━━━━━ PROVIDED PASSAGE

Answer
The x-intercepts are $(-5+\sqrt{27},0)$ and $(-5-\sqrt{27},0)$
Work Step by Step
$ f(x)=x^{2}+10x-2\qquad$..an x-intercept is a point in the graph where the function intercepts the $\mathrm{x}$ axis.
If a function intercepts the $x$ axis, $f(x)=0$.
Substitute $0$ for $f(x)$ in the given function.
$ 0=x^{2}+10x-2\qquad$..add $2$ to both sides so we can complete the square.
$ 2=x^{2}+10x\qquad$..add $25$ to both sides to complete the square ($\displaystyle \frac{1}{2}(10)=5$, and $(5)^{2}=25$.)
$ x^{2}+10x+25=2+25\qquad$...simplify by applying
the Perfect square formula ($(x+a)^{2}=x^{2}+2ax+a^{2}$) and adding like terms.

━━━━━━━━━━
━━━━━ INPUT DATA

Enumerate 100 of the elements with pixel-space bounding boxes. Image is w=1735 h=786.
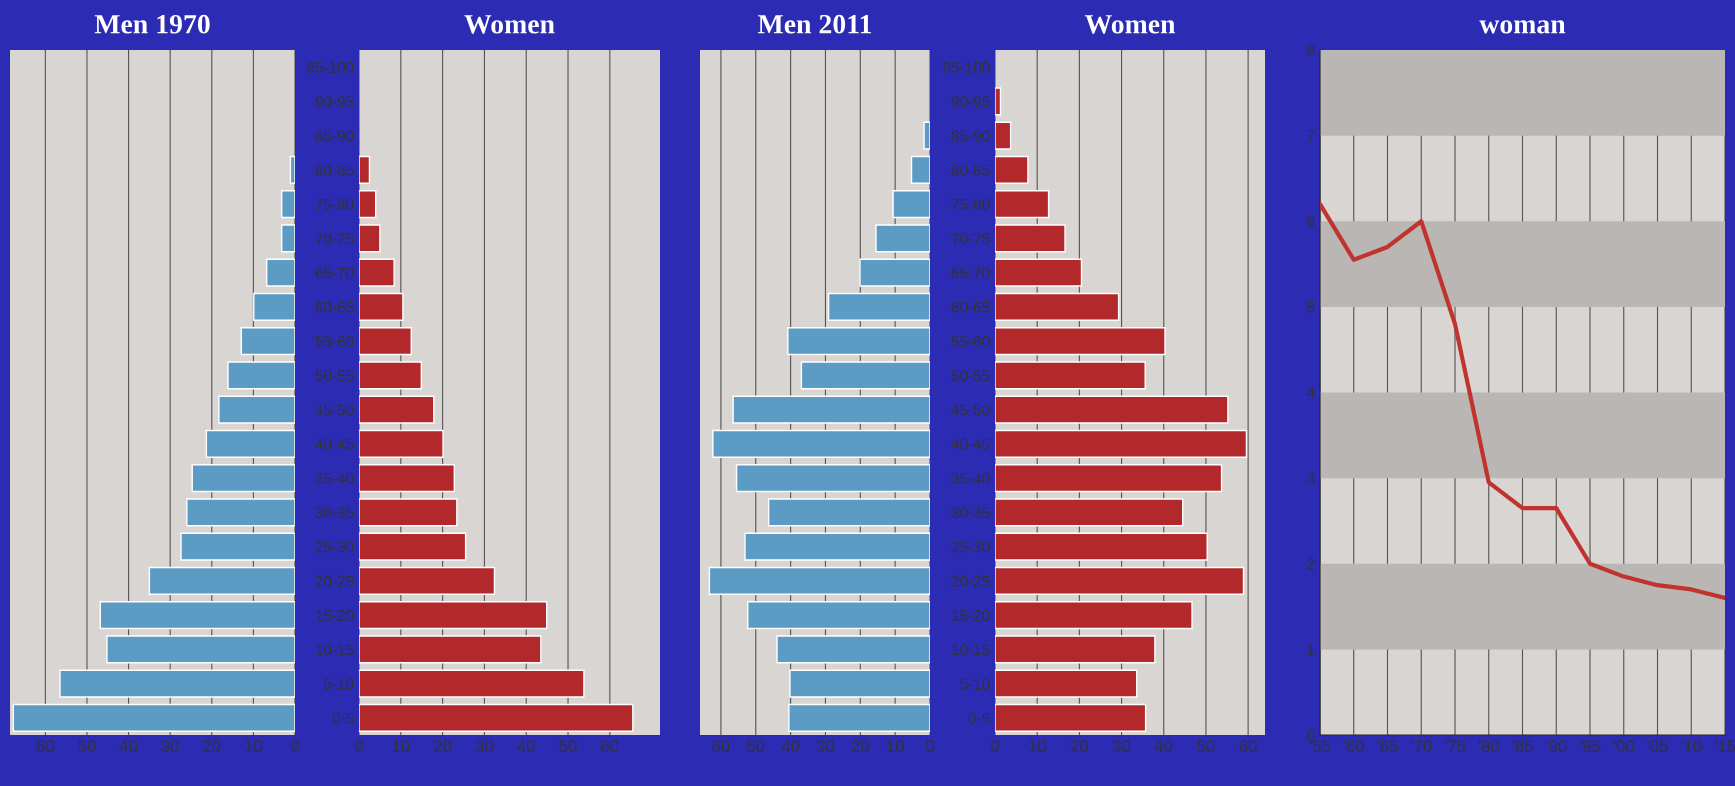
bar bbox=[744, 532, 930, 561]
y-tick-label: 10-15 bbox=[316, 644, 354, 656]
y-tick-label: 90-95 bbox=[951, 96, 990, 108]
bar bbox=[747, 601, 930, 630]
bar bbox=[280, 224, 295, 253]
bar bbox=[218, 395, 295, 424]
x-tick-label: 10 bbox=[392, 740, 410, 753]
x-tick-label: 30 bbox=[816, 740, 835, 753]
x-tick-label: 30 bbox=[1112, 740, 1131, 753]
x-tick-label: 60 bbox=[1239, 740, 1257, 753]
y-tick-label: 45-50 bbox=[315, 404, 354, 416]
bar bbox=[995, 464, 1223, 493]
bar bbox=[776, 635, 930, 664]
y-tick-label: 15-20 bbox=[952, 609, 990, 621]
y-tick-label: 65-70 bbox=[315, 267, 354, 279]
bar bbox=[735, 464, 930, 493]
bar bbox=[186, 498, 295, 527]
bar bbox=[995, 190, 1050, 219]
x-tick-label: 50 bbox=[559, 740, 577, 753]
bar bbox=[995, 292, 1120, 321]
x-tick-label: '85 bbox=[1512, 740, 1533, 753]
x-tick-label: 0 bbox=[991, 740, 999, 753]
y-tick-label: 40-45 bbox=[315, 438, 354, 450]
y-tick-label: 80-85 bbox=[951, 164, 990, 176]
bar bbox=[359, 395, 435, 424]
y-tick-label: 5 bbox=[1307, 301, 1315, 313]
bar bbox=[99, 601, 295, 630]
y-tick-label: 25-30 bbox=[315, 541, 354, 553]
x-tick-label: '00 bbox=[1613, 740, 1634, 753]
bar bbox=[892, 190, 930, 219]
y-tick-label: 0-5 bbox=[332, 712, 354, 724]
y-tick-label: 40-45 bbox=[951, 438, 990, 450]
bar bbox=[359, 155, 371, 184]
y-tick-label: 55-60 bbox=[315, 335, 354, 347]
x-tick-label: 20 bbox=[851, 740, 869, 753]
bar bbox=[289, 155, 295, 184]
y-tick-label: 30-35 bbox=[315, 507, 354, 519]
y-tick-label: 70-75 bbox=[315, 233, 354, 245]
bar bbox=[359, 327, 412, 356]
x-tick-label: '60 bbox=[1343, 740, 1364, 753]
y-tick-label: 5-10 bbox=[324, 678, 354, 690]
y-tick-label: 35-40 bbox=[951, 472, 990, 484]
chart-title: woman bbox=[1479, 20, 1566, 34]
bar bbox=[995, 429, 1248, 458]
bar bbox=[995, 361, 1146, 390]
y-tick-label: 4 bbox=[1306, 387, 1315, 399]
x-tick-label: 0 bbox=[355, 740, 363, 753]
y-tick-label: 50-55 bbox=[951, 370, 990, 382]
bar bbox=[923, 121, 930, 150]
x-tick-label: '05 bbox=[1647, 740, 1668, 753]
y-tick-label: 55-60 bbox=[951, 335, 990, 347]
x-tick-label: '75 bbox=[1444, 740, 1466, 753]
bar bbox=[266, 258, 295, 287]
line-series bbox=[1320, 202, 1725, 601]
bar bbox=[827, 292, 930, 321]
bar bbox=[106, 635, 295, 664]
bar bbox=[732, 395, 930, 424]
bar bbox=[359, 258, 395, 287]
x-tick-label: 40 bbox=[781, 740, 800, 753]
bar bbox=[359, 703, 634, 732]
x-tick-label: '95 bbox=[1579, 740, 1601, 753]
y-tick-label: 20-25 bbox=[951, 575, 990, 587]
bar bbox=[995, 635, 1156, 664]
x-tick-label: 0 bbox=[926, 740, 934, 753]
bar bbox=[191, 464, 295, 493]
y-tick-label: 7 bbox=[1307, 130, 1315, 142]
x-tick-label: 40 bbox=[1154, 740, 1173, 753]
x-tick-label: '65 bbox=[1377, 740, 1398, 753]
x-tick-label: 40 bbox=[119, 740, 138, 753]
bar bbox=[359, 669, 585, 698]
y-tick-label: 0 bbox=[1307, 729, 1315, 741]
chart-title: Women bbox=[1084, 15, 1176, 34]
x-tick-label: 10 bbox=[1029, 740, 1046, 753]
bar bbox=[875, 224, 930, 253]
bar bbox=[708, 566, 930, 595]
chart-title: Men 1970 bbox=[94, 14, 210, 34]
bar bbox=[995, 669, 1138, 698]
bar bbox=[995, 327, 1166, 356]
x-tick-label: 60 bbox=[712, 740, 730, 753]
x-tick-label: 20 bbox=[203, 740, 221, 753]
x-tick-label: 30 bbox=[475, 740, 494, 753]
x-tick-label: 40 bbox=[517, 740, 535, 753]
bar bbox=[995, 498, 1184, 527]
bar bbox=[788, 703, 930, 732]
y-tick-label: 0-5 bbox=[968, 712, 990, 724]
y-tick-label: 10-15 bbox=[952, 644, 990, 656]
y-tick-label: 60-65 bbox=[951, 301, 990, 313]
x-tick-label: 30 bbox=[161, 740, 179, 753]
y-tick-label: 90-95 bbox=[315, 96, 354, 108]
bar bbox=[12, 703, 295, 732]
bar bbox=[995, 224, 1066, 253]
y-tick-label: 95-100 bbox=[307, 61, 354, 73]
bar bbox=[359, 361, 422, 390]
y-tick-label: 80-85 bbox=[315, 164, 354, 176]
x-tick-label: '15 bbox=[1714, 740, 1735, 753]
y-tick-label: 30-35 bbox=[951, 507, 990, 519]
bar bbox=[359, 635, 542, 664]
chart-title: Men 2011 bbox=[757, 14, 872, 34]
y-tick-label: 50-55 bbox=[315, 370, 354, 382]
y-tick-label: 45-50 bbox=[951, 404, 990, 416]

━━━━━━━━━━
━━━━━ INPUT DATA

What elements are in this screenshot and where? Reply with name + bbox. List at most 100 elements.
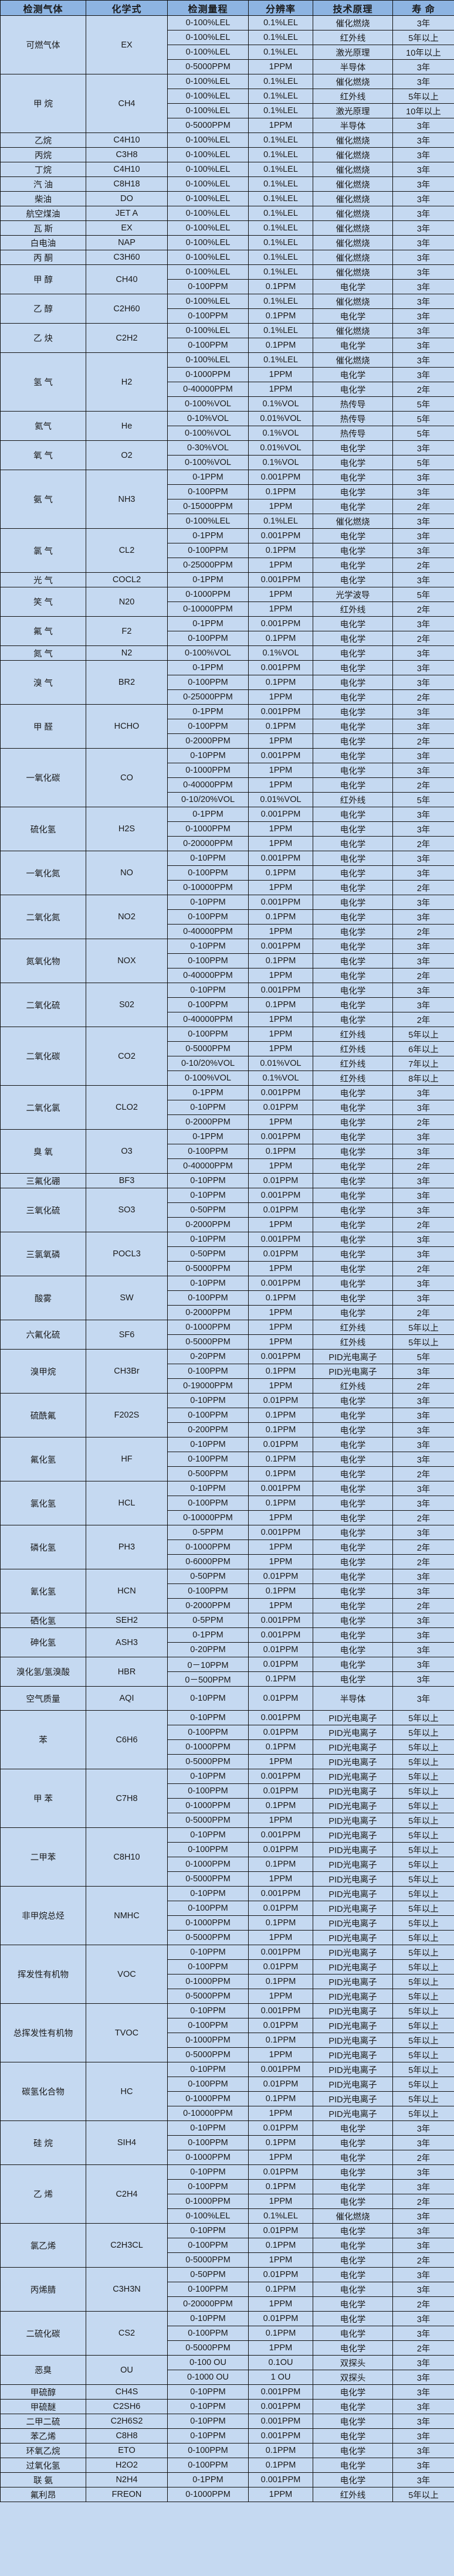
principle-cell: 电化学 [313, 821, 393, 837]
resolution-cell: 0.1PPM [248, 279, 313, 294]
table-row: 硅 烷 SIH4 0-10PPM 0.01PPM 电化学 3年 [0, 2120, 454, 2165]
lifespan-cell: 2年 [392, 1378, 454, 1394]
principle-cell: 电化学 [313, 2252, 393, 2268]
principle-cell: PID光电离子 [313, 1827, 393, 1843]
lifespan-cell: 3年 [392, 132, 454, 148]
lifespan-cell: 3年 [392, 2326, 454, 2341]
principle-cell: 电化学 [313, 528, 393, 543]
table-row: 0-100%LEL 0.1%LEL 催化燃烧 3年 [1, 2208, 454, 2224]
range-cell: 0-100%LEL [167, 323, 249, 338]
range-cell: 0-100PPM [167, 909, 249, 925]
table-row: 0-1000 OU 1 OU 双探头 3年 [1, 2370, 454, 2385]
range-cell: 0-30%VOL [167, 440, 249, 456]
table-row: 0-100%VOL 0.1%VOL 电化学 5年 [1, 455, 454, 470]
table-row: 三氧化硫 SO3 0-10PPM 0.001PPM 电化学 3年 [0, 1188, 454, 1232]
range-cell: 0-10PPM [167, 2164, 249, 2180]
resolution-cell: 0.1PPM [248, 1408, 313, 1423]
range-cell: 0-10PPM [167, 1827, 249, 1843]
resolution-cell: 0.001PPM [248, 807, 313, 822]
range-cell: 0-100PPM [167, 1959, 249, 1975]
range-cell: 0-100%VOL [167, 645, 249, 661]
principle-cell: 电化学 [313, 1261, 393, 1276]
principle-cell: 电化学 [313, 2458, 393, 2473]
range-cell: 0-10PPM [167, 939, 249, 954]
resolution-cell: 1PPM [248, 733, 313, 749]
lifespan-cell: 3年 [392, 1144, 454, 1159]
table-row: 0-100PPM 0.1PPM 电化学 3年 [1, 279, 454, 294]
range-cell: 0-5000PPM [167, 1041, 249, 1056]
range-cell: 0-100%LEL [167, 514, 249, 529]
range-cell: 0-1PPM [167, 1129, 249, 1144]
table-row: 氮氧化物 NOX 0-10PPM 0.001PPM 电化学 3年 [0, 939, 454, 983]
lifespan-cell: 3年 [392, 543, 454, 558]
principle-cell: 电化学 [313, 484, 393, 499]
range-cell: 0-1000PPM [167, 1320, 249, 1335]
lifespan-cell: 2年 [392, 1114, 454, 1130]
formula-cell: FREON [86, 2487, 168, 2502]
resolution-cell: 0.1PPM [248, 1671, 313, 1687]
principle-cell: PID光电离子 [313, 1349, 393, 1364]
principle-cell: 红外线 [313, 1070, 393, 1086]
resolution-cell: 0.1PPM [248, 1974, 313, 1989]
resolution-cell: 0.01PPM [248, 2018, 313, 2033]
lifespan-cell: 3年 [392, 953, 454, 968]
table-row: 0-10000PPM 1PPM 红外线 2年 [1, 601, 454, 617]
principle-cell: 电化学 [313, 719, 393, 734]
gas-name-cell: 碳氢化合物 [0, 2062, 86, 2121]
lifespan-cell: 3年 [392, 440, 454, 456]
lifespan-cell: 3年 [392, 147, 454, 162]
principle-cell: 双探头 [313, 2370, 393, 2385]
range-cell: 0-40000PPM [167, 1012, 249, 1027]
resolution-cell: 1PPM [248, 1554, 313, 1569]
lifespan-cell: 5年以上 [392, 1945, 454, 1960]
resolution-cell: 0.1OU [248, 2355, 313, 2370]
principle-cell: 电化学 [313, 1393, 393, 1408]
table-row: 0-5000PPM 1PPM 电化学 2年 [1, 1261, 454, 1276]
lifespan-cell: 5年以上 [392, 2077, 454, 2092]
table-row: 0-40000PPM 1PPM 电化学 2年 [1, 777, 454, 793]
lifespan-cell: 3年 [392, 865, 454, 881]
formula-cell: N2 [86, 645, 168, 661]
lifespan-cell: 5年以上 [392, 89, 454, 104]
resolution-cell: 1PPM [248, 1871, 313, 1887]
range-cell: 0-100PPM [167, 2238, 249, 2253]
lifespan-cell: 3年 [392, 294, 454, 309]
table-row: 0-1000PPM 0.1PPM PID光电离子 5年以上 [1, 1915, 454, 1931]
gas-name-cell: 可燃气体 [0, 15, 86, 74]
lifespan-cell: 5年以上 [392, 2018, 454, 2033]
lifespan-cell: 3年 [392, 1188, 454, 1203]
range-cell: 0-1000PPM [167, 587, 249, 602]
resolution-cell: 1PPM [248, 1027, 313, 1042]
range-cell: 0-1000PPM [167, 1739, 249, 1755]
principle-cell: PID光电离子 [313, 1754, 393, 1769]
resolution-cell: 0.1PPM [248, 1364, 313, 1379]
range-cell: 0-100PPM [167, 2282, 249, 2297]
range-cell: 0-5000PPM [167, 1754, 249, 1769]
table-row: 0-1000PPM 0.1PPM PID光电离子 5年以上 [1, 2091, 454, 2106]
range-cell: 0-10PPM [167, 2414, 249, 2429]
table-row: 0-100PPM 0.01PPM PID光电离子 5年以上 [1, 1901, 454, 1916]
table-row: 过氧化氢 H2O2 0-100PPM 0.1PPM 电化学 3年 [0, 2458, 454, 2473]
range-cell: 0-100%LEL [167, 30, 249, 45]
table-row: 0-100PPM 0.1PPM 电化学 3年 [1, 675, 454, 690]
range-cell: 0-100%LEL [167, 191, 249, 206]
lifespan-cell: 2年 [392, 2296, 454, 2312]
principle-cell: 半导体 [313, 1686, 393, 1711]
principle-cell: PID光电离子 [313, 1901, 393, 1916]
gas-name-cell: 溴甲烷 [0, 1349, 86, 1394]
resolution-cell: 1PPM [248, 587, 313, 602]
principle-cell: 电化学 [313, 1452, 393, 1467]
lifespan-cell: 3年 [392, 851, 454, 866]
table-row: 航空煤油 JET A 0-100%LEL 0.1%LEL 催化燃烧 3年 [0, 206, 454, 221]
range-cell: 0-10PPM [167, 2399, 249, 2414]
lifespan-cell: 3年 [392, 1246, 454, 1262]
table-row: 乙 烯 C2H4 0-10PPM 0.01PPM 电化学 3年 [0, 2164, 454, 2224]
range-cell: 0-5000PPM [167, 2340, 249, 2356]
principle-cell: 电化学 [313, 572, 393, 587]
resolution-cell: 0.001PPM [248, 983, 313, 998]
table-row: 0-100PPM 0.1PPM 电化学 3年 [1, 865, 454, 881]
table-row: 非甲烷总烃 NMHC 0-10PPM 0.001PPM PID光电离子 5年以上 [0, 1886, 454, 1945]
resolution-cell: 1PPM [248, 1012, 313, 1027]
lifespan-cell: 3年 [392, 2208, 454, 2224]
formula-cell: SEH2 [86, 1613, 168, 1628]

━━━━━━━━━━

* EXERCISE TASK 1
In the second listing, copy out the lines from the one containing "principle-cell: 电化学 [313, 821, 393, 837]" through the one containing "principle-cell: 电化学 [313, 528, 393, 543]", both included.
* EXERCISE TASK 2
Pick up the worked solution for the x-intercepts of f(x) = x² + 10x − 2 from where it stops.

* OUTPUT 1
principle-cell: 电化学 [313, 821, 393, 837]
resolution-cell: 0.1PPM [248, 279, 313, 294]
table-row: 硅 烷 SIH4 0-10PPM 0.01PPM 电化学 3年 [0, 2120, 454, 2165]
lifespan-cell: 2年 [392, 1378, 454, 1394]
principle-cell: 电化学 [313, 2252, 393, 2268]
principle-cell: PID光电离子 [313, 1827, 393, 1843]
lifespan-cell: 3年 [392, 132, 454, 148]
lifespan-cell: 3年 [392, 2326, 454, 2341]
principle-cell: 电化学 [313, 528, 393, 543]

* OUTPUT 2
$(x+5)^{2}=27$
According to the general principle of square roots:
For any real number $k$ and any algebraic expression $x$ :
$\text{If }x^{2}=k,\text{ then }x=\sqrt{k}\text{ or }x=-\sqrt{k}$.
$ x+5=\pm\sqrt{27}\qquad$...add $-5$ to each side.
$ x+5-5=\pm\sqrt{27}-5\qquad$...simplify.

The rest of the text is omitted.